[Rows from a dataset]
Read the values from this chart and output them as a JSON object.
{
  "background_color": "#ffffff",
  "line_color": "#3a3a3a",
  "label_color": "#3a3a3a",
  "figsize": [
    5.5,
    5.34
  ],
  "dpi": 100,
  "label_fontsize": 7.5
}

# Request:
Repeat all the entries exactly as given.

# Result for this exercise:
Read the values from this chart and output them as a JSON object.
{
  "background_color": "#ffffff",
  "line_color": "#3a3a3a",
  "label_color": "#3a3a3a",
  "figsize": [
    5.5,
    5.34
  ],
  "dpi": 100,
  "label_fontsize": 7.5
}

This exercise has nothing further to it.